Task prompt:
Select, from the data, each line where "Papertrans" occurs.

[Begin Extracted material]

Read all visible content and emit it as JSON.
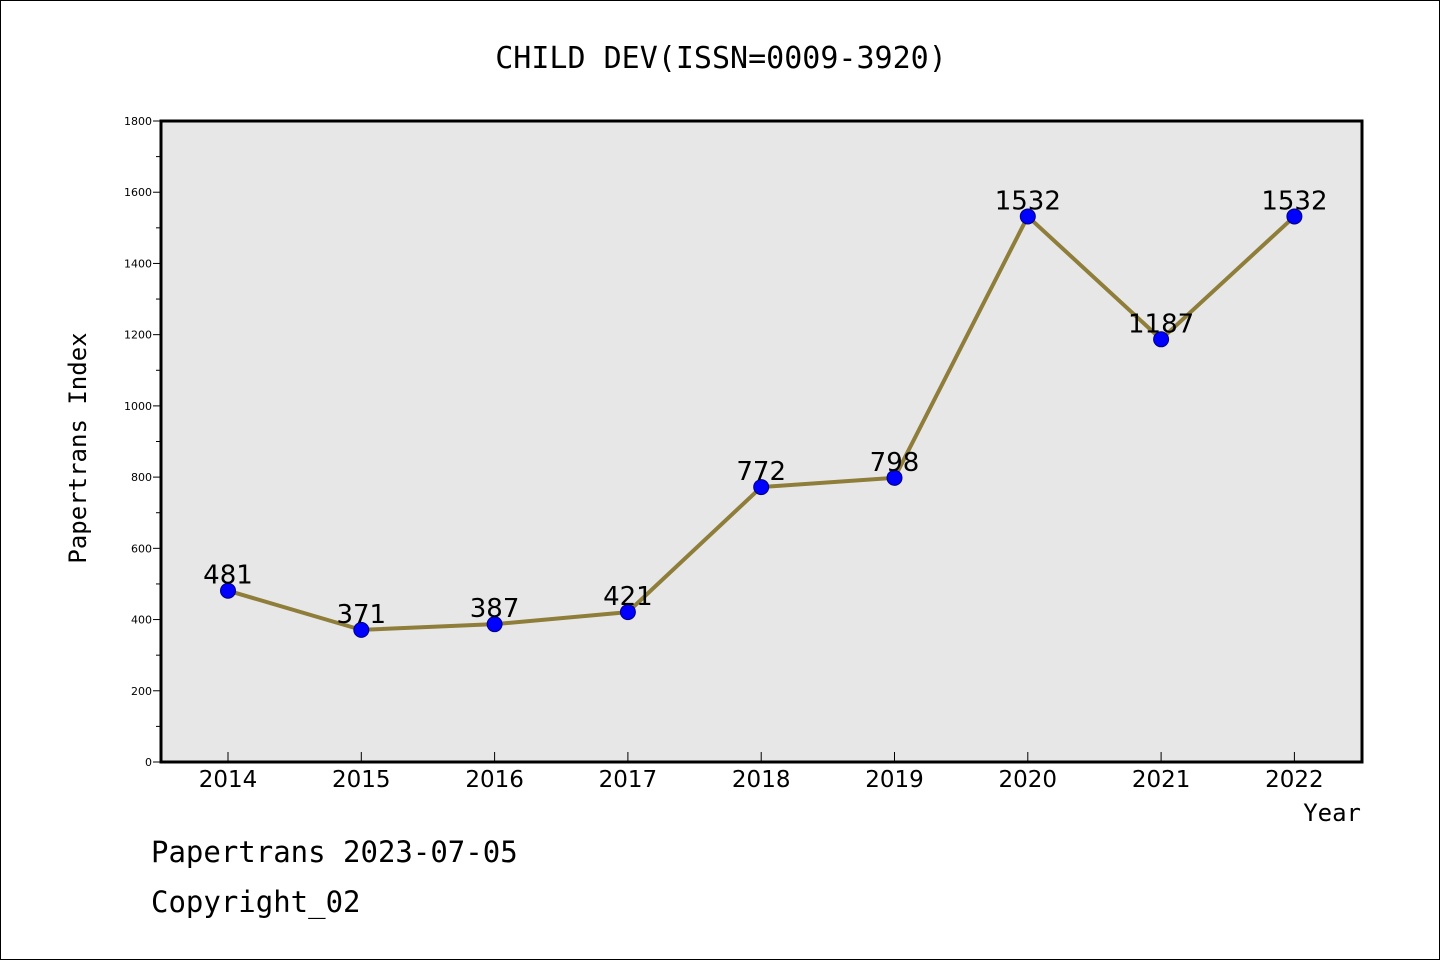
{
  "chart_data": {
    "type": "line",
    "title": "CHILD DEV(ISSN=0009-3920)",
    "xlabel": "Year",
    "ylabel": "Papertrans Index",
    "categories": [
      "2014",
      "2015",
      "2016",
      "2017",
      "2018",
      "2019",
      "2020",
      "2021",
      "2022"
    ],
    "series": [
      {
        "values": [
          481,
          371,
          387,
          421,
          772,
          798,
          1532,
          1187,
          1532
        ]
      }
    ],
    "data_labels": [
      "481",
      "371",
      "387",
      "421",
      "772",
      "798",
      "1532",
      "1187",
      "1532"
    ],
    "y_ticks": [
      0,
      200,
      400,
      600,
      800,
      1000,
      1200,
      1400,
      1600,
      1800
    ],
    "y_tick_labels": [
      "0",
      "200",
      "400",
      "600",
      "800",
      "1000",
      "1200",
      "1400",
      "1600",
      "1800"
    ],
    "ylim": [
      0,
      1800
    ],
    "grid": false,
    "legend": "none",
    "colors": {
      "plot_background": "#e7e7e7",
      "line": "#8f7d3a",
      "marker": "#0000ff",
      "axis": "#000000"
    }
  },
  "footer": {
    "date_line": "Papertrans 2023-07-05",
    "copyright": "Copyright_02"
  }
}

[End Extracted material]

Solution to this problem:
    "ylabel": "Papertrans Index",
    "date_line": "Papertrans 2023-07-05",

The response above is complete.